[Recorded data]:
%%
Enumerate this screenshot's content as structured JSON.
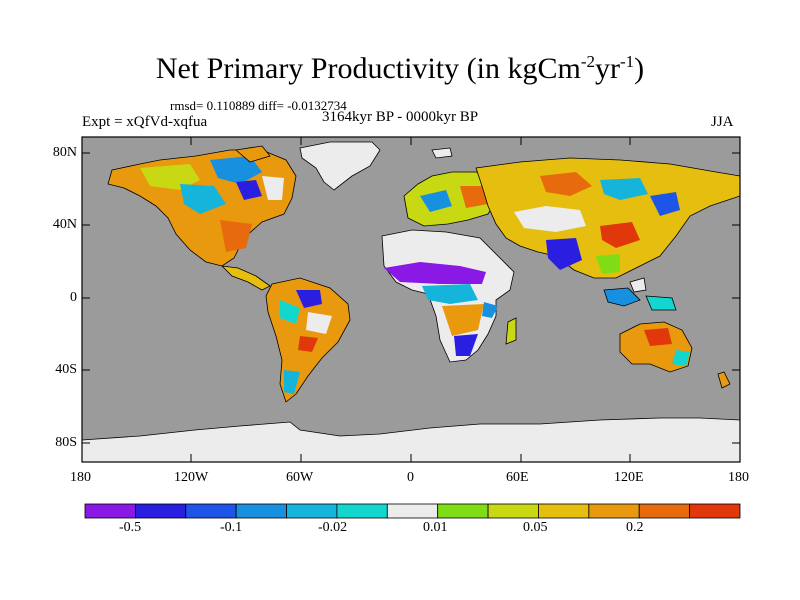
{
  "header": {
    "title_main": "Net Primary Productivity (in kgCm",
    "title_sup1": "-2",
    "title_mid": "yr",
    "title_sup2": "-1",
    "title_end": ")",
    "stats": "rmsd= 0.110889 diff= -0.0132734",
    "experiment": "Expt = xQfVd-xqfua",
    "period": "3164kyr BP - 0000kyr BP",
    "season": "JJA"
  },
  "map": {
    "ocean_color": "#9b9b9b",
    "ice_color": "#ececec",
    "lat_labels": [
      "80N",
      "40N",
      "0",
      "40S",
      "80S"
    ],
    "lon_labels": [
      "180",
      "120W",
      "60W",
      "0",
      "60E",
      "120E",
      "180"
    ]
  },
  "colorbar": {
    "colors": [
      "#8a19e6",
      "#2a1ee0",
      "#1d55e8",
      "#1890e0",
      "#15b4da",
      "#13d6cf",
      "#ececec",
      "#7fdc15",
      "#c8d812",
      "#e5be10",
      "#e8990e",
      "#e76b0c",
      "#e0380a"
    ],
    "labels": [
      "-0.5",
      "-0.1",
      "-0.02",
      "0.01",
      "0.05",
      "0.2"
    ]
  }
}
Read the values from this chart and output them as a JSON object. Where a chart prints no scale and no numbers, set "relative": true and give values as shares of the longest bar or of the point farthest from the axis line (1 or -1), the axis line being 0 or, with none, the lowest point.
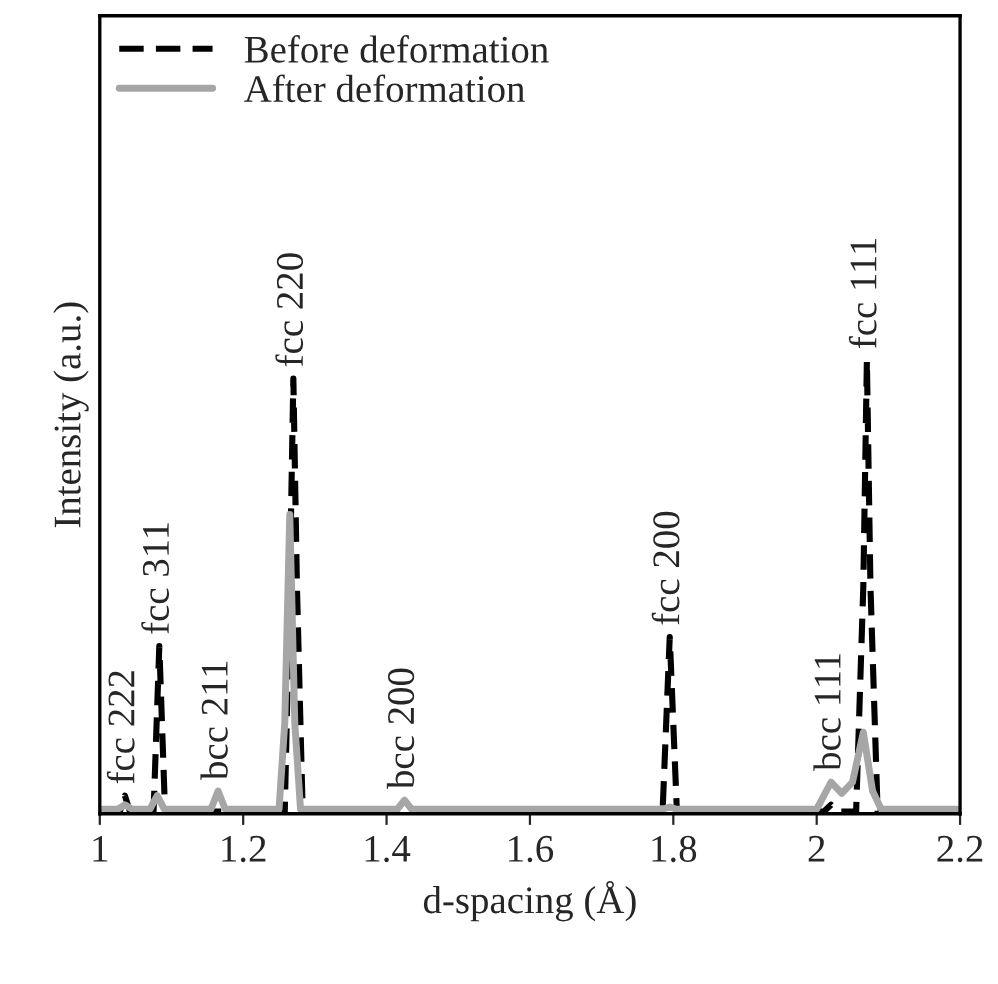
{
  "chart_data": {
    "type": "line",
    "relative": true,
    "xlabel": "d-spacing (Å)",
    "ylabel": "Intensity (a.u.)",
    "xlim": [
      1,
      2.2
    ],
    "xticks": [
      1,
      1.2,
      1.4,
      1.6,
      1.8,
      2,
      2.2
    ],
    "grid": false,
    "legend": "top left",
    "series": [
      {
        "name": "Before deformation",
        "color": "#000000",
        "line_style": "dashed",
        "x": [
          1.0,
          1.028,
          1.035,
          1.042,
          1.075,
          1.083,
          1.091,
          1.258,
          1.265,
          1.27,
          1.275,
          1.283,
          1.785,
          1.795,
          1.805,
          2.01,
          2.02,
          2.03,
          2.055,
          2.065,
          2.07,
          2.075,
          2.085,
          2.2
        ],
        "values": [
          0.005,
          0.005,
          0.04,
          0.005,
          0.005,
          0.37,
          0.005,
          0.005,
          0.5,
          0.96,
          0.5,
          0.005,
          0.005,
          0.39,
          0.005,
          0.005,
          0.02,
          0.005,
          0.005,
          0.5,
          1.0,
          0.5,
          0.005,
          0.005
        ]
      },
      {
        "name": "After deformation",
        "color": "#a6a6a6",
        "line_style": "solid",
        "x": [
          1.0,
          1.025,
          1.035,
          1.045,
          1.07,
          1.08,
          1.09,
          1.155,
          1.165,
          1.175,
          1.25,
          1.258,
          1.265,
          1.272,
          1.28,
          1.415,
          1.425,
          1.435,
          1.785,
          1.795,
          1.805,
          2.0,
          2.02,
          2.035,
          2.05,
          2.065,
          2.078,
          2.09,
          2.2
        ],
        "values": [
          0.01,
          0.01,
          0.02,
          0.01,
          0.01,
          0.04,
          0.01,
          0.01,
          0.05,
          0.01,
          0.01,
          0.2,
          0.66,
          0.2,
          0.01,
          0.01,
          0.03,
          0.01,
          0.01,
          0.015,
          0.01,
          0.01,
          0.07,
          0.045,
          0.07,
          0.18,
          0.05,
          0.01,
          0.01
        ]
      }
    ],
    "annotations": [
      {
        "text": "fcc 222",
        "x": 1.035,
        "y": 0.04
      },
      {
        "text": "fcc 311",
        "x": 1.083,
        "y": 0.37
      },
      {
        "text": "bcc 211",
        "x": 1.165,
        "y": 0.05
      },
      {
        "text": "fcc 220",
        "x": 1.27,
        "y": 0.96
      },
      {
        "text": "bcc 200",
        "x": 1.425,
        "y": 0.03
      },
      {
        "text": "fcc 200",
        "x": 1.795,
        "y": 0.39
      },
      {
        "text": "bcc 111",
        "x": 2.02,
        "y": 0.07
      },
      {
        "text": "fcc 111",
        "x": 2.07,
        "y": 1.0
      }
    ]
  }
}
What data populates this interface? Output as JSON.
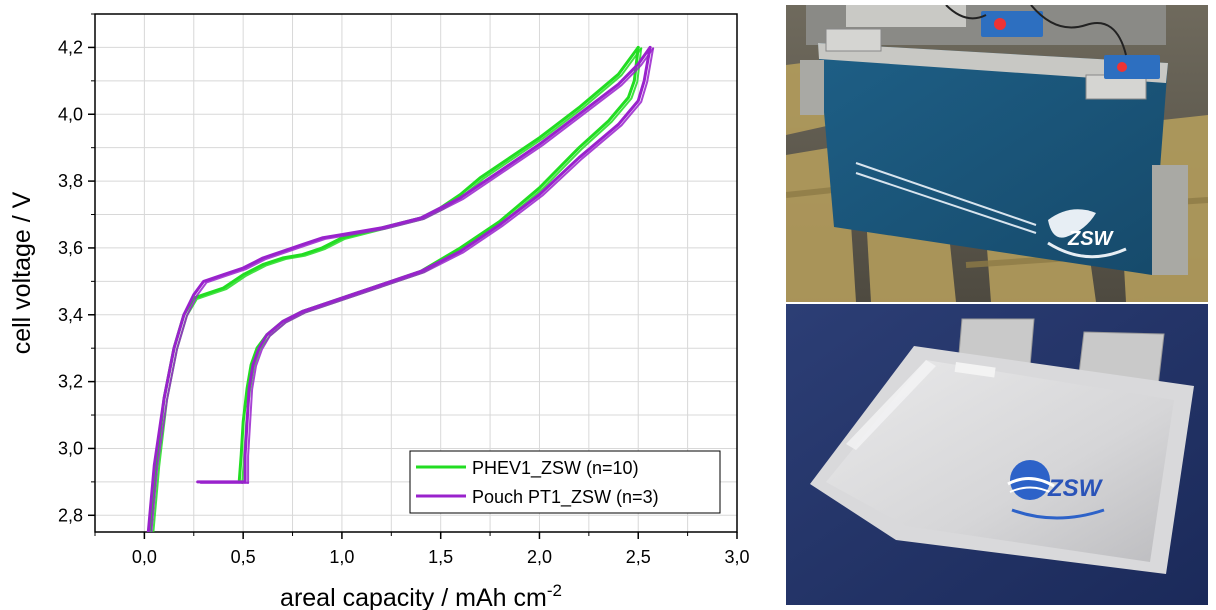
{
  "chart_data": {
    "type": "line",
    "xlabel": "areal capacity / mAh cm",
    "xlabel_sup": "-2",
    "ylabel": "cell voltage / V",
    "xlim": [
      -0.25,
      3.0
    ],
    "ylim": [
      2.75,
      4.3
    ],
    "xticks": [
      0.0,
      0.5,
      1.0,
      1.5,
      2.0,
      2.5,
      3.0
    ],
    "xtick_labels": [
      "0,0",
      "0,5",
      "1,0",
      "1,5",
      "2,0",
      "2,5",
      "3,0"
    ],
    "yticks": [
      2.8,
      3.0,
      3.2,
      3.4,
      3.6,
      3.8,
      4.0,
      4.2
    ],
    "ytick_labels": [
      "2,8",
      "3,0",
      "3,2",
      "3,4",
      "3,6",
      "3,8",
      "4,0",
      "4,2"
    ],
    "grid": true,
    "legend_position": "bottom-right",
    "series": [
      {
        "name": "PHEV1_ZSW (n=10)",
        "color": "#22dd22",
        "charge": {
          "x": [
            0.03,
            0.06,
            0.1,
            0.15,
            0.2,
            0.25,
            0.3,
            0.4,
            0.5,
            0.6,
            0.7,
            0.8,
            0.85,
            0.9,
            1.0,
            1.2,
            1.4,
            1.5,
            1.6,
            1.7,
            1.8,
            2.0,
            2.2,
            2.4,
            2.5
          ],
          "y": [
            2.75,
            2.95,
            3.15,
            3.3,
            3.4,
            3.45,
            3.46,
            3.48,
            3.52,
            3.55,
            3.57,
            3.58,
            3.59,
            3.6,
            3.63,
            3.66,
            3.69,
            3.72,
            3.76,
            3.81,
            3.85,
            3.93,
            4.02,
            4.12,
            4.2
          ]
        },
        "discharge": {
          "x": [
            2.5,
            2.48,
            2.45,
            2.35,
            2.2,
            2.0,
            1.8,
            1.6,
            1.4,
            1.2,
            1.0,
            0.8,
            0.7,
            0.62,
            0.57,
            0.54,
            0.52,
            0.5,
            0.49,
            0.48
          ],
          "y": [
            4.2,
            4.1,
            4.05,
            3.98,
            3.9,
            3.78,
            3.68,
            3.6,
            3.53,
            3.49,
            3.45,
            3.41,
            3.38,
            3.34,
            3.3,
            3.25,
            3.18,
            3.08,
            2.98,
            2.9
          ]
        },
        "tail": {
          "x": [
            0.48,
            0.48
          ],
          "y": [
            2.9,
            2.9
          ]
        }
      },
      {
        "name": "Pouch PT1_ZSW (n=3)",
        "color": "#9922cc",
        "charge": {
          "x": [
            0.02,
            0.05,
            0.1,
            0.15,
            0.2,
            0.25,
            0.3,
            0.4,
            0.5,
            0.6,
            0.7,
            0.8,
            0.9,
            1.0,
            1.2,
            1.4,
            1.5,
            1.6,
            1.7,
            1.8,
            2.0,
            2.2,
            2.4,
            2.5,
            2.56
          ],
          "y": [
            2.75,
            2.95,
            3.15,
            3.3,
            3.4,
            3.46,
            3.5,
            3.52,
            3.54,
            3.57,
            3.59,
            3.61,
            3.63,
            3.64,
            3.66,
            3.69,
            3.72,
            3.75,
            3.79,
            3.83,
            3.91,
            4.0,
            4.09,
            4.15,
            4.2
          ]
        },
        "discharge": {
          "x": [
            2.56,
            2.53,
            2.5,
            2.4,
            2.2,
            2.0,
            1.8,
            1.6,
            1.4,
            1.2,
            1.0,
            0.8,
            0.7,
            0.62,
            0.58,
            0.55,
            0.53,
            0.52,
            0.51,
            0.51
          ],
          "y": [
            4.2,
            4.1,
            4.04,
            3.97,
            3.87,
            3.76,
            3.67,
            3.59,
            3.53,
            3.49,
            3.45,
            3.41,
            3.38,
            3.34,
            3.3,
            3.25,
            3.18,
            3.08,
            2.98,
            2.9
          ]
        },
        "tail": {
          "x": [
            0.27,
            0.51
          ],
          "y": [
            2.9,
            2.9
          ]
        }
      }
    ]
  },
  "photos": {
    "top": {
      "logo_text": "ZSW"
    },
    "bottom": {
      "logo_text": "ZSW"
    }
  }
}
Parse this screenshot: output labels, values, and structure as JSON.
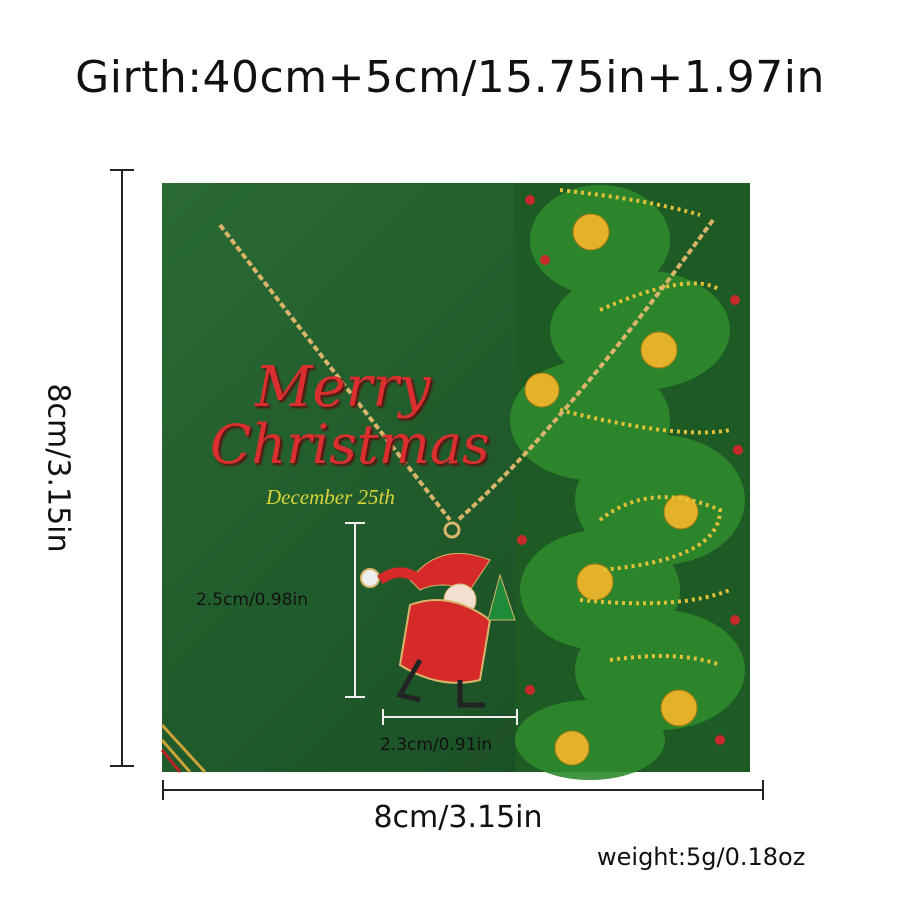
{
  "header": {
    "girth": "Girth:40cm+5cm/15.75in+1.97in"
  },
  "card": {
    "line1": "Merry",
    "line2": "Christmas",
    "date": "December 25th",
    "colors": {
      "background": "#1f5a2c",
      "text": "#d92f2f",
      "date": "#d6d63a"
    }
  },
  "dimensions": {
    "card_height": "8cm/3.15in",
    "card_width": "8cm/3.15in",
    "pendant_height": "2.5cm/0.98in",
    "pendant_width": "2.3cm/0.91in",
    "weight": "weight:5g/0.18oz"
  }
}
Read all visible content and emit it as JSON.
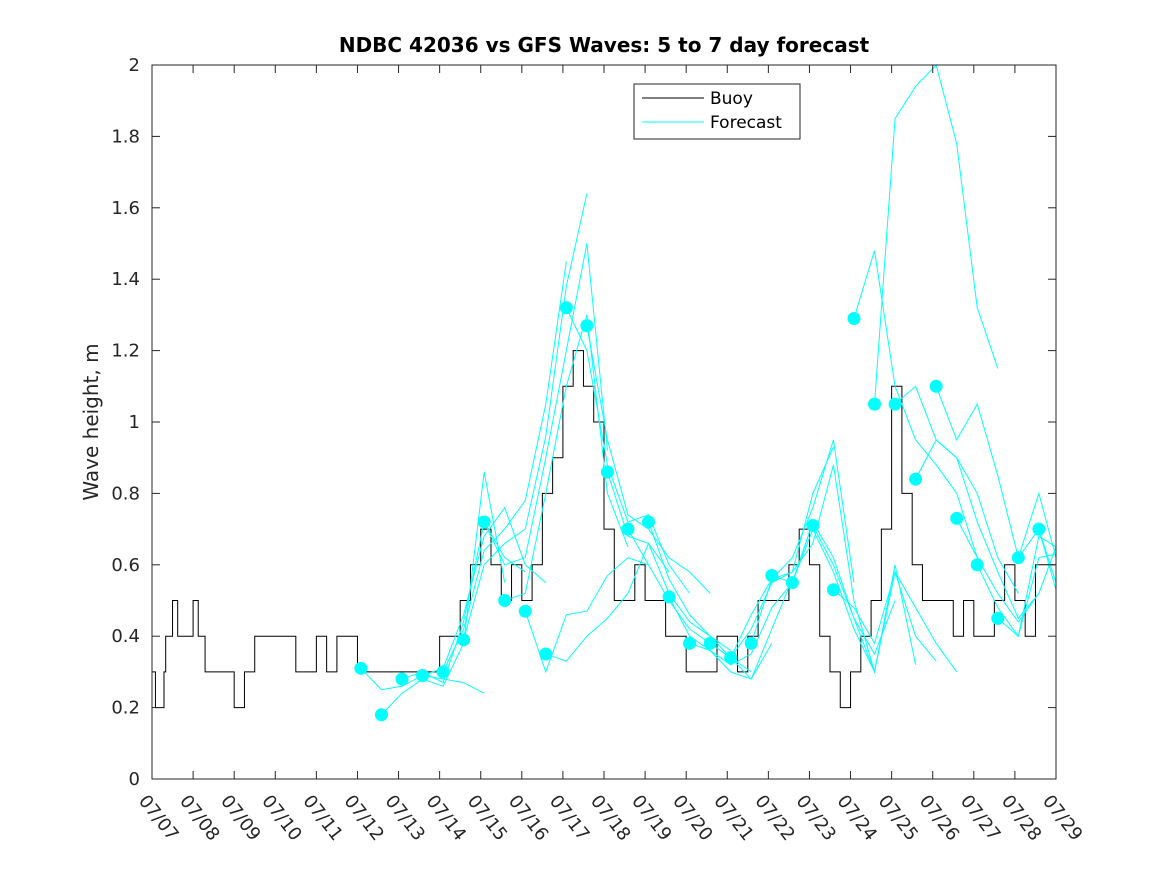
%%
[Instruction]:
Among the entries above, identify all lines with "relative" and copy them.

[Reply]:
Read the values from this chart and output them as a JSON object. Where a chart prints no scale and no numbers, set "relative": true and give values as shares of the longest bar or of the point farthest from the axis line (1 or -1), the axis line being 0 or, with none, the lowest point.
    "relative": true,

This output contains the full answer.